__REQUIREMENT__
Records follow. Copy every line with "structured".

__RECORD EXCERPTS__

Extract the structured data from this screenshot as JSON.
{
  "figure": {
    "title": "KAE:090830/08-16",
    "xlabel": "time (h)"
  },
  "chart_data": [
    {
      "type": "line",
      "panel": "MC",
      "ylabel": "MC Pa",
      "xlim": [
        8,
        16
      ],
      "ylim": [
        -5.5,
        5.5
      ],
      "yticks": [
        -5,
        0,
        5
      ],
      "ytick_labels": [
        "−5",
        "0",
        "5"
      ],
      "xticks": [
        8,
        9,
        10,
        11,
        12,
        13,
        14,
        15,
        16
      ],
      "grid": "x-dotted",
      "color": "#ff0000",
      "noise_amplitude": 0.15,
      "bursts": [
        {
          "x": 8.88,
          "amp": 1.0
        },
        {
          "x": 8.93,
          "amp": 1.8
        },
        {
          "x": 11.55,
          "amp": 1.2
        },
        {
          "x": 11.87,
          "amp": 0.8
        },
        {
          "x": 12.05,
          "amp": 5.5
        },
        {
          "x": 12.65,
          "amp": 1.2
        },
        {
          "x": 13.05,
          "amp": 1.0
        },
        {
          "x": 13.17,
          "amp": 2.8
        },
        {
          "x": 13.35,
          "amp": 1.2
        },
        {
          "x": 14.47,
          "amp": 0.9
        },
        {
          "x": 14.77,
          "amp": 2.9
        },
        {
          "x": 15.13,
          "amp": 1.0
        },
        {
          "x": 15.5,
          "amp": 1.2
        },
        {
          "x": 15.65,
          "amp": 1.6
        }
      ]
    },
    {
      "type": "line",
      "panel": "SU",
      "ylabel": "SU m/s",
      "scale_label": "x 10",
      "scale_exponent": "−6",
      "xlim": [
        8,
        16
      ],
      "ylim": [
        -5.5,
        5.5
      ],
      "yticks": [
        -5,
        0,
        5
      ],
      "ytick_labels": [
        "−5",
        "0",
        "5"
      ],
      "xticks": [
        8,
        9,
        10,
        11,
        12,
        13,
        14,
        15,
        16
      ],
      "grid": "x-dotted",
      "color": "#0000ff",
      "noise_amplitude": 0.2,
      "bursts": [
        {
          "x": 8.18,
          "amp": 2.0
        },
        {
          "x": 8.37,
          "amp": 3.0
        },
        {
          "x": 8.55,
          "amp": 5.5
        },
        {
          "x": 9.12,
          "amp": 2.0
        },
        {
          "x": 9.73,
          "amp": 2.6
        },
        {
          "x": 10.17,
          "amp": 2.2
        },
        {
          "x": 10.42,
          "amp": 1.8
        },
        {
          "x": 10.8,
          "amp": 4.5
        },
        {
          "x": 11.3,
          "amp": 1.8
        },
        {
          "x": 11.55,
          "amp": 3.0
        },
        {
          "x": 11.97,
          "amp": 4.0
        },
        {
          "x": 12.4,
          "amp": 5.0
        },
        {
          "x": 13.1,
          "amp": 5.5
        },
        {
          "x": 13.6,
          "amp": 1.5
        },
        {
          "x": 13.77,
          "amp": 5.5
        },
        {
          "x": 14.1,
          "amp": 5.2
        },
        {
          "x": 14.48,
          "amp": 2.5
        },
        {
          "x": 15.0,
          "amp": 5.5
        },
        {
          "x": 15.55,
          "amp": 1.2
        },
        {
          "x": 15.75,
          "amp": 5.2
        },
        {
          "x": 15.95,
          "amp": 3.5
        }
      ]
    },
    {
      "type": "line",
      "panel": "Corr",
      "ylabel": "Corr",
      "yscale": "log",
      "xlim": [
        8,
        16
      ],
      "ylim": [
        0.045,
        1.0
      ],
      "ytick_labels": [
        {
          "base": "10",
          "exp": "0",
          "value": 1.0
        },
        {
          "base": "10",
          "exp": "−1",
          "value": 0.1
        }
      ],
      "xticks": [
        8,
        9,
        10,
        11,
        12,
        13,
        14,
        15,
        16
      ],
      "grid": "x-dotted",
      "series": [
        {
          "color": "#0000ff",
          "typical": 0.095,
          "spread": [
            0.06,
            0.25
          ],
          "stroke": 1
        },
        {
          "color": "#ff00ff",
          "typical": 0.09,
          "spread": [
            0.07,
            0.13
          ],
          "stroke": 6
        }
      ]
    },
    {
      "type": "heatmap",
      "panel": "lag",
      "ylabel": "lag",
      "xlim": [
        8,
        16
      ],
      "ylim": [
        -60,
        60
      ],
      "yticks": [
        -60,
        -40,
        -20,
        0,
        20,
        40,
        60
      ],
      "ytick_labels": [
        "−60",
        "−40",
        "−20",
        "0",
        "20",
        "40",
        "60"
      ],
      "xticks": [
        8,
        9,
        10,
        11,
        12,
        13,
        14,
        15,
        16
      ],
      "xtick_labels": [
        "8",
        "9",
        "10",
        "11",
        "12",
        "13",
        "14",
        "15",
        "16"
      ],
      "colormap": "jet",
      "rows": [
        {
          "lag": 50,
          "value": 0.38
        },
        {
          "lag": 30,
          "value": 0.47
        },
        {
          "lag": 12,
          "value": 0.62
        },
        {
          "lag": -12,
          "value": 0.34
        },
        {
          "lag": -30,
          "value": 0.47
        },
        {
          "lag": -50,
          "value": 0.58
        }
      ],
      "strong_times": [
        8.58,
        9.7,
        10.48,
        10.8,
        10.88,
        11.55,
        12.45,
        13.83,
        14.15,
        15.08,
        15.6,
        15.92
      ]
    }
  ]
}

--

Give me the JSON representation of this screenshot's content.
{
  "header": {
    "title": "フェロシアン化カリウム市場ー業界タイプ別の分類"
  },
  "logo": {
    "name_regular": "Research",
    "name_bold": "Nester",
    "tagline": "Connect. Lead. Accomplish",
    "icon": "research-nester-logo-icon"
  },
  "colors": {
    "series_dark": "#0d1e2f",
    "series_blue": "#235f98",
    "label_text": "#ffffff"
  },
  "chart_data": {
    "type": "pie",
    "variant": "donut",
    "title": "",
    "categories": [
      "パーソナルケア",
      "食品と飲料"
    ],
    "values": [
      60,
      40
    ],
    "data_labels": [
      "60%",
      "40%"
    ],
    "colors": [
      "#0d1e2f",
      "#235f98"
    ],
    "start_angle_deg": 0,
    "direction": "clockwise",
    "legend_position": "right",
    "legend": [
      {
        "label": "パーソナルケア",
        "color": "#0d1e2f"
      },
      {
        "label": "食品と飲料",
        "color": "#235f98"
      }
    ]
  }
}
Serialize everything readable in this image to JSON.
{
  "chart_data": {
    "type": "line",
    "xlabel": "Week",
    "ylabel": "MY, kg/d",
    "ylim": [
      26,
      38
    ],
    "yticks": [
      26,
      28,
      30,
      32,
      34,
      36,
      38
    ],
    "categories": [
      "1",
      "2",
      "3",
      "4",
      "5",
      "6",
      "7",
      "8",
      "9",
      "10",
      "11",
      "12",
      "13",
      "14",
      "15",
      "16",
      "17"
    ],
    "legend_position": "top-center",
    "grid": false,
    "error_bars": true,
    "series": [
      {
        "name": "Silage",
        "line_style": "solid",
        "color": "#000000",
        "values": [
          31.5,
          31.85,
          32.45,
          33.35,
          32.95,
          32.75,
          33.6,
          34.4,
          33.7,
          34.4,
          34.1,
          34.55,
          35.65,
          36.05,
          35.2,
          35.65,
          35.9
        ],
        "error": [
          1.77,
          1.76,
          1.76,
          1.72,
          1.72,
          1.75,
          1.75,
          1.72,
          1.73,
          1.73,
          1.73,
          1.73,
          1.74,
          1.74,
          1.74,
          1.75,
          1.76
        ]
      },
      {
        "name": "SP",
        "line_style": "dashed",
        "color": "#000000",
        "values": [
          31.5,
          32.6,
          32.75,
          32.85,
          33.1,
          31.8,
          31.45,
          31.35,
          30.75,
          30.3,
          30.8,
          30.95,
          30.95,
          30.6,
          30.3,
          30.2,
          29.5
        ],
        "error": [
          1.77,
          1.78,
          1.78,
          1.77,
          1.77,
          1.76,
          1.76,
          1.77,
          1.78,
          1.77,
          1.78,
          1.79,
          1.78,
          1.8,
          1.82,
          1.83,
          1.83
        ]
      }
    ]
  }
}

* * *

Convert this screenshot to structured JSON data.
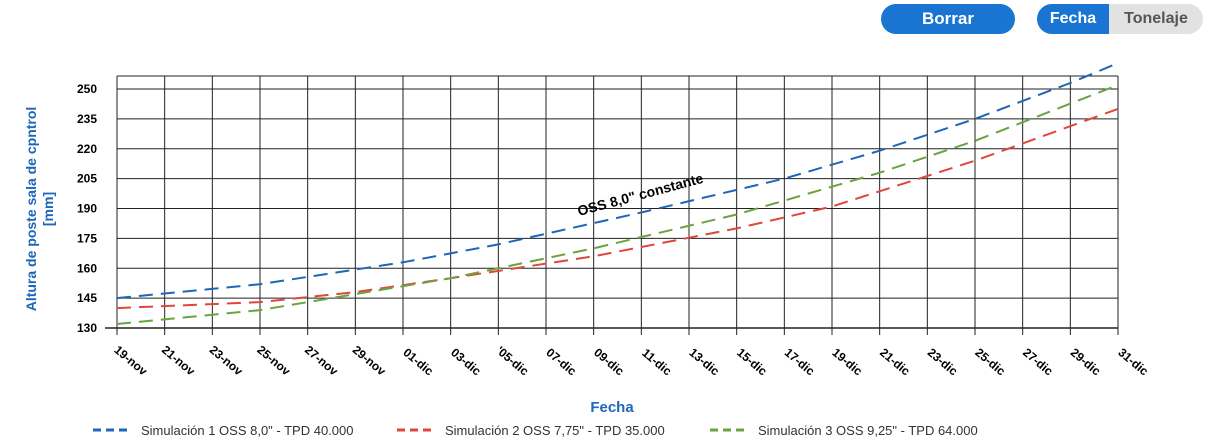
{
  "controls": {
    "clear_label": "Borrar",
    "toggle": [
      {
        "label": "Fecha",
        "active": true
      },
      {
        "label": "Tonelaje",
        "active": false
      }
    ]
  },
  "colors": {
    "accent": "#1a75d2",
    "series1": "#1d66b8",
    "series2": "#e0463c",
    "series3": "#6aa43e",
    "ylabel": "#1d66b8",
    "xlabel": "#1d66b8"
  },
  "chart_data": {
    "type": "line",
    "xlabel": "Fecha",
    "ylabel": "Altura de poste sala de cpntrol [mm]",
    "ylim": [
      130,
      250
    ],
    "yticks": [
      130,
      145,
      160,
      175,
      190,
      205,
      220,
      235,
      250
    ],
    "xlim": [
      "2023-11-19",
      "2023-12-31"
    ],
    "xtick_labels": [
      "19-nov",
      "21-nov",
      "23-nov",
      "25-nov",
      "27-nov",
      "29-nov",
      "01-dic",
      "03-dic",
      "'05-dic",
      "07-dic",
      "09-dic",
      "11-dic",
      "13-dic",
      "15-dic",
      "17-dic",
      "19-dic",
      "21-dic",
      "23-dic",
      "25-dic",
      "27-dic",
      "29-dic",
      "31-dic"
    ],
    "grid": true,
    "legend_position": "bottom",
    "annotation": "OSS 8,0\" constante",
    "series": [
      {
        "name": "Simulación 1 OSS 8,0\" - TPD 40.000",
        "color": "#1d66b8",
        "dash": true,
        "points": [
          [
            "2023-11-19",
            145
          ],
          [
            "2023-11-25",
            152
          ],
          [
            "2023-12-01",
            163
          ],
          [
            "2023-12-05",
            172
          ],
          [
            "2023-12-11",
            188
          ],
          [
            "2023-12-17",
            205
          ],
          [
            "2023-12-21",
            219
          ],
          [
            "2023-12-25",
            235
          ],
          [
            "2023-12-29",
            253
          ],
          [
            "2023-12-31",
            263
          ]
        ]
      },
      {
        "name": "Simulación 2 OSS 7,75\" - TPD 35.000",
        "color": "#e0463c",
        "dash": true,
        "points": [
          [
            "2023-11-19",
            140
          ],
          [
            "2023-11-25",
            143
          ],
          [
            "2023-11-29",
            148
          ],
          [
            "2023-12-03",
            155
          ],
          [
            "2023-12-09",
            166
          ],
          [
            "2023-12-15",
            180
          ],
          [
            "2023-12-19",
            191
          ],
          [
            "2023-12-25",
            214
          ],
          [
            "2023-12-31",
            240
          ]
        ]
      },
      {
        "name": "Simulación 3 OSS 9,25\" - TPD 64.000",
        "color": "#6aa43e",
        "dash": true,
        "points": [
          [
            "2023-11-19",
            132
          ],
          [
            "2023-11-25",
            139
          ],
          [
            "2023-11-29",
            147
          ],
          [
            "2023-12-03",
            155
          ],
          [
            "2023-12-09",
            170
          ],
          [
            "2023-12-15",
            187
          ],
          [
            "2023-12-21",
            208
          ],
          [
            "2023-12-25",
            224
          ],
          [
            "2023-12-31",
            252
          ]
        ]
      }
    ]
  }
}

__RIGHT ANSWER__
Extract the structured data from this screenshot as JSON.
Convert this screenshot to structured JSON data.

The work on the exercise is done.